What you are asked to do -> Locate every line in the records below that contains the word "Remediate", and copy each one.
[start of Information supplied]
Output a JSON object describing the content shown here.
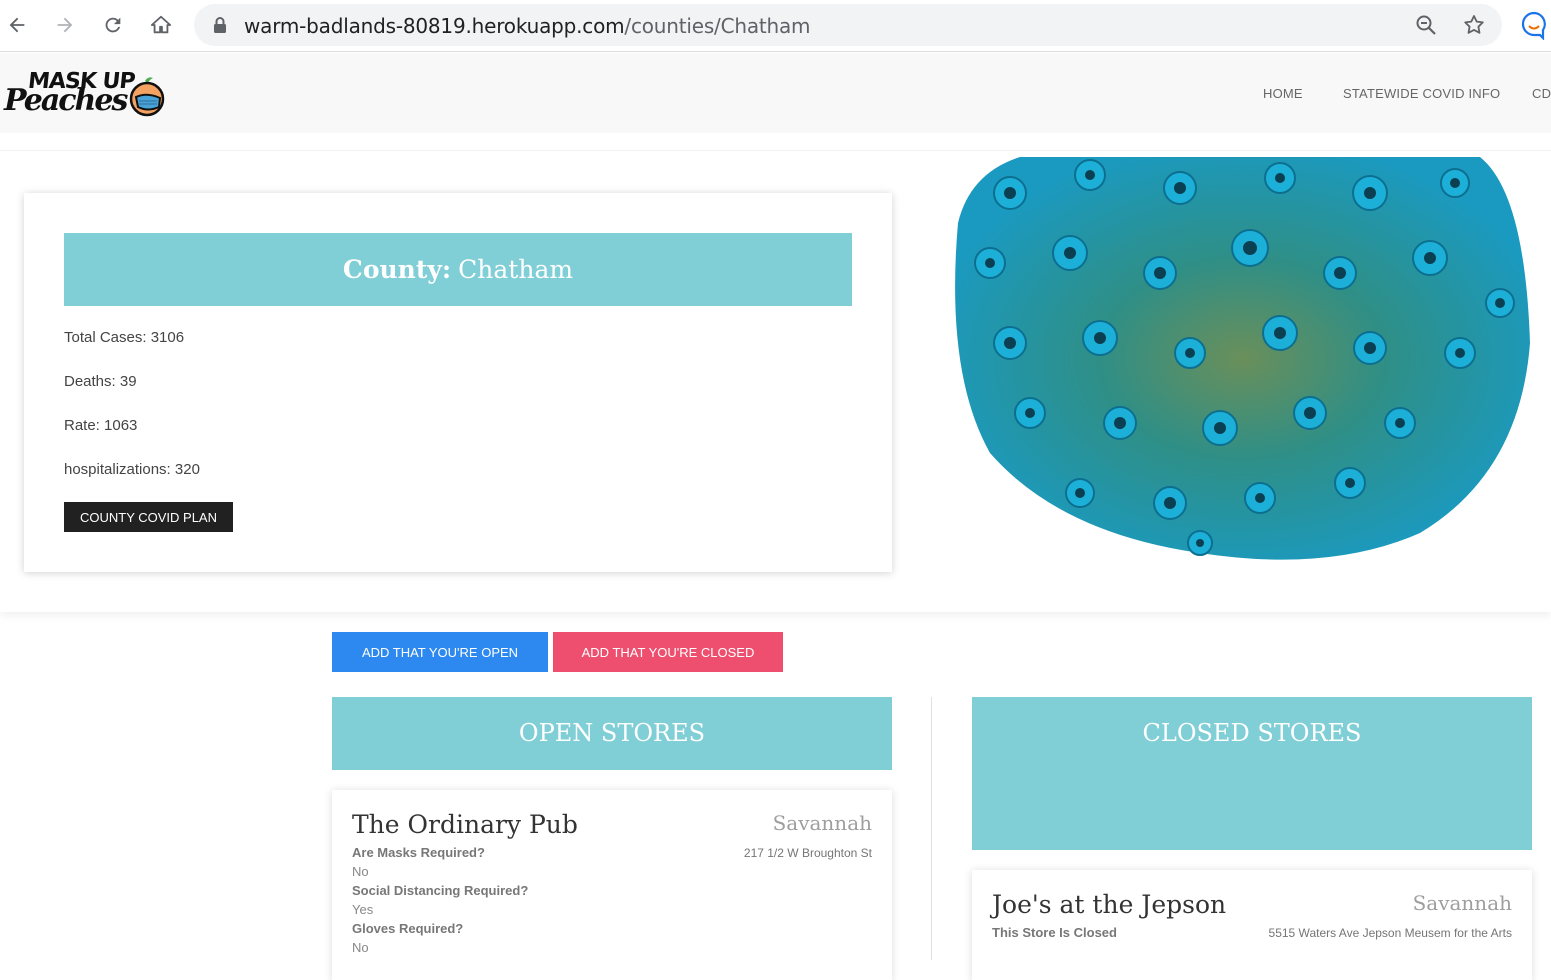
{
  "browser": {
    "url_host": "warm-badlands-80819.herokuapp.com",
    "url_path": "/counties/Chatham"
  },
  "header": {
    "logo_line1": "MASK UP",
    "logo_line2": "Peaches",
    "nav": [
      "HOME",
      "STATEWIDE COVID INFO",
      "CD"
    ]
  },
  "county": {
    "label": "County:",
    "name": "Chatham",
    "stats": [
      "Total Cases: 3106",
      "Deaths: 39",
      "Rate: 1063",
      "hospitalizations: 320"
    ],
    "plan_button": "COUNTY COVID PLAN"
  },
  "actions": {
    "open_button": "ADD THAT YOU'RE OPEN",
    "closed_button": "ADD THAT YOU'RE CLOSED"
  },
  "open_stores": {
    "title": "OPEN STORES",
    "items": [
      {
        "name": "The Ordinary Pub",
        "city": "Savannah",
        "address": "217 1/2 W Broughton St",
        "qa": [
          {
            "q": "Are Masks Required?",
            "a": "No"
          },
          {
            "q": "Social Distancing Required?",
            "a": "Yes"
          },
          {
            "q": "Gloves Required?",
            "a": "No"
          }
        ]
      }
    ]
  },
  "closed_stores": {
    "title": "CLOSED STORES",
    "items": [
      {
        "name": "Joe's at the Jepson",
        "city": "Savannah",
        "address": "5515 Waters Ave Jepson Meusem for the Arts",
        "status": "This Store Is Closed"
      }
    ]
  },
  "colors": {
    "teal": "#80ced6",
    "open_blue": "#2d89ef",
    "closed_red": "#ef4f6e",
    "dark": "#212121"
  }
}
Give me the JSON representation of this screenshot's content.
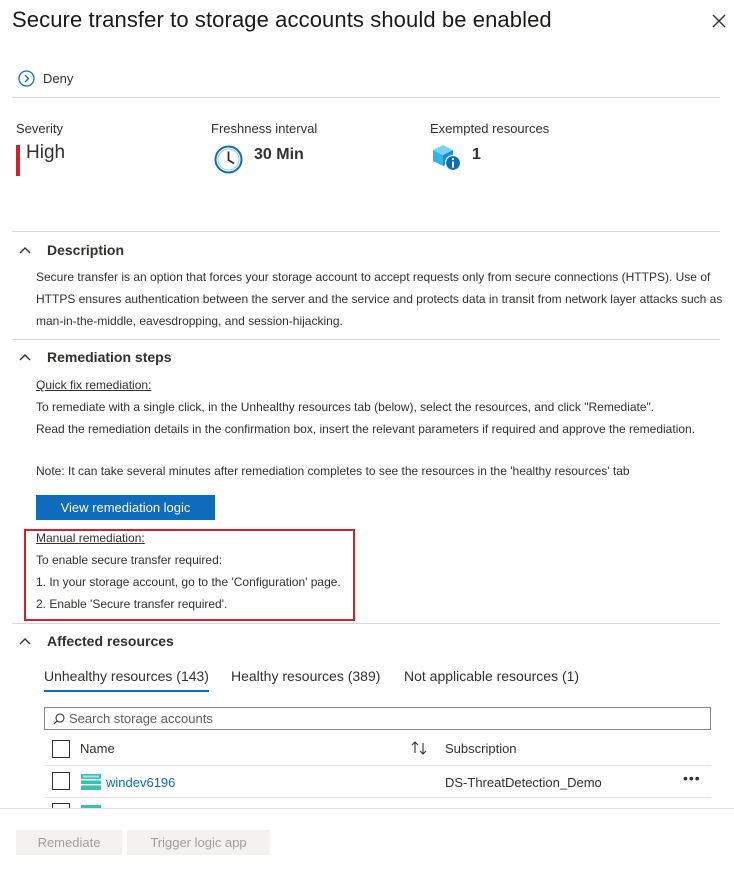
{
  "panel": {
    "title": "Secure transfer to storage accounts should be enabled",
    "effect": "Deny"
  },
  "metrics": {
    "severity_label": "Severity",
    "severity_value": "High",
    "freshness_label": "Freshness interval",
    "freshness_value": "30 Min",
    "exempted_label": "Exempted resources",
    "exempted_value": "1"
  },
  "description": {
    "heading": "Description",
    "lines": [
      "Secure transfer is an option that forces your storage account to accept requests only from secure connections (HTTPS). Use of",
      "HTTPS ensures authentication between the server and the service and protects data in transit from network layer attacks such as",
      "man-in-the-middle, eavesdropping, and session-hijacking."
    ]
  },
  "remediation": {
    "heading": "Remediation steps",
    "quick_fix_title": "Quick fix remediation:",
    "quick_fix_lines": [
      "To remediate with a single click, in the Unhealthy resources tab (below), select the resources, and click \"Remediate\".",
      "Read the remediation details in the confirmation box, insert the relevant parameters if required and approve the remediation."
    ],
    "note": "Note: It can take several minutes after remediation completes to see the resources in the 'healthy resources' tab",
    "button_label": "View remediation logic",
    "manual_title": "Manual remediation:",
    "manual_lines": [
      "To enable secure transfer required:",
      "1. In your storage account, go to the 'Configuration' page.",
      "2. Enable 'Secure transfer required'."
    ]
  },
  "affected": {
    "heading": "Affected resources",
    "tabs": [
      "Unhealthy resources (143)",
      "Healthy resources (389)",
      "Not applicable resources (1)"
    ],
    "search_placeholder": "Search storage accounts",
    "columns": {
      "name": "Name",
      "subscription": "Subscription"
    },
    "rows": [
      {
        "name": "windev6196",
        "subscription": "DS-ThreatDetection_Demo"
      }
    ]
  },
  "footer": {
    "remediate_label": "Remediate",
    "trigger_label": "Trigger logic app"
  },
  "colors": {
    "accent": "#0f6cbd",
    "severity_high": "#d3202c",
    "highlight_border": "#d3202c"
  },
  "icons": [
    "close-icon",
    "deny-icon",
    "clock-icon",
    "resource-info-icon",
    "chevron-up-icon",
    "search-icon",
    "sort-icon",
    "storage-account-icon",
    "more-icon"
  ]
}
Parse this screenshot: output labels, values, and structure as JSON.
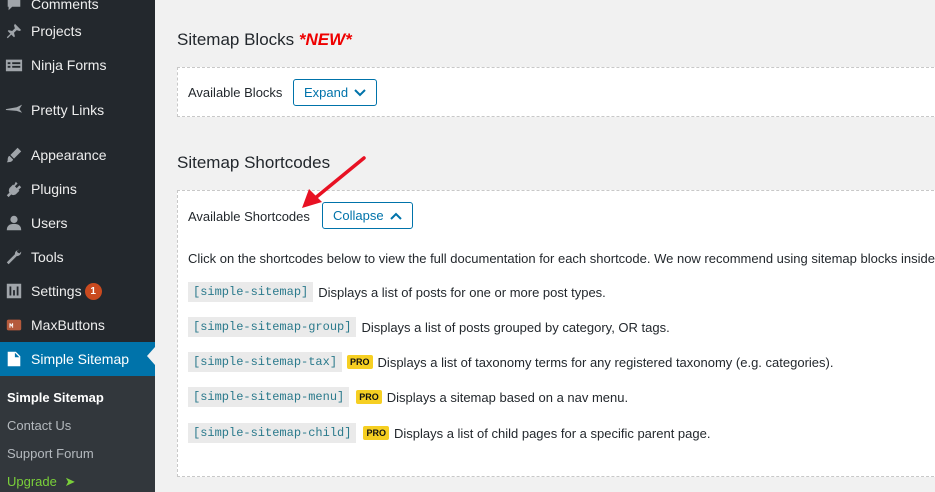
{
  "sidebar": {
    "items": [
      {
        "label": "Comments",
        "icon": "comments-icon"
      },
      {
        "label": "Projects",
        "icon": "pin-icon"
      },
      {
        "label": "Ninja Forms",
        "icon": "forms-icon"
      },
      {
        "label": "Pretty Links",
        "icon": "pretty-links-icon"
      },
      {
        "label": "Appearance",
        "icon": "brush-icon"
      },
      {
        "label": "Plugins",
        "icon": "plug-icon"
      },
      {
        "label": "Users",
        "icon": "user-icon"
      },
      {
        "label": "Tools",
        "icon": "wrench-icon"
      },
      {
        "label": "Settings",
        "icon": "settings-icon",
        "badge": "1"
      },
      {
        "label": "MaxButtons",
        "icon": "maxbuttons-icon"
      },
      {
        "label": "Simple Sitemap",
        "icon": "sitemap-icon"
      }
    ],
    "submenu": [
      "Simple Sitemap",
      "Contact Us",
      "Support Forum",
      "Upgrade"
    ],
    "upgrade_arrow": "➤"
  },
  "blocks": {
    "title": "Sitemap Blocks",
    "new_flag": "*NEW*",
    "label": "Available Blocks",
    "button": "Expand"
  },
  "shortcodes": {
    "title": "Sitemap Shortcodes",
    "label": "Available Shortcodes",
    "button": "Collapse",
    "intro": "Click on the shortcodes below to view the full documentation for each shortcode. We now recommend using sitemap blocks inside",
    "items": [
      {
        "code": "[simple-sitemap]",
        "pro": false,
        "text": "Displays a list of posts for one or more post types."
      },
      {
        "code": "[simple-sitemap-group]",
        "pro": false,
        "text": "Displays a list of posts grouped by category, OR tags."
      },
      {
        "code": "[simple-sitemap-tax]",
        "pro": true,
        "text": "Displays a list of taxonomy terms for any registered taxonomy (e.g. categories)."
      },
      {
        "code": "[simple-sitemap-menu]",
        "pro": true,
        "text": "Displays a sitemap based on a nav menu."
      },
      {
        "code": "[simple-sitemap-child]",
        "pro": true,
        "text": "Displays a list of child pages for a specific parent page."
      }
    ],
    "pro_label": "PRO"
  },
  "colors": {
    "sidebar_bg": "#23282d",
    "active": "#0073aa",
    "new_flag": "#ee0000",
    "pro": "#f6cf22",
    "arrow": "#e81123"
  }
}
[end of Information supplied]
Task output ->
      "To remediate with a single click, in the Unhealthy resources tab (below), select the resources, and click \"Remediate\".",
    "remediate_label": "Remediate",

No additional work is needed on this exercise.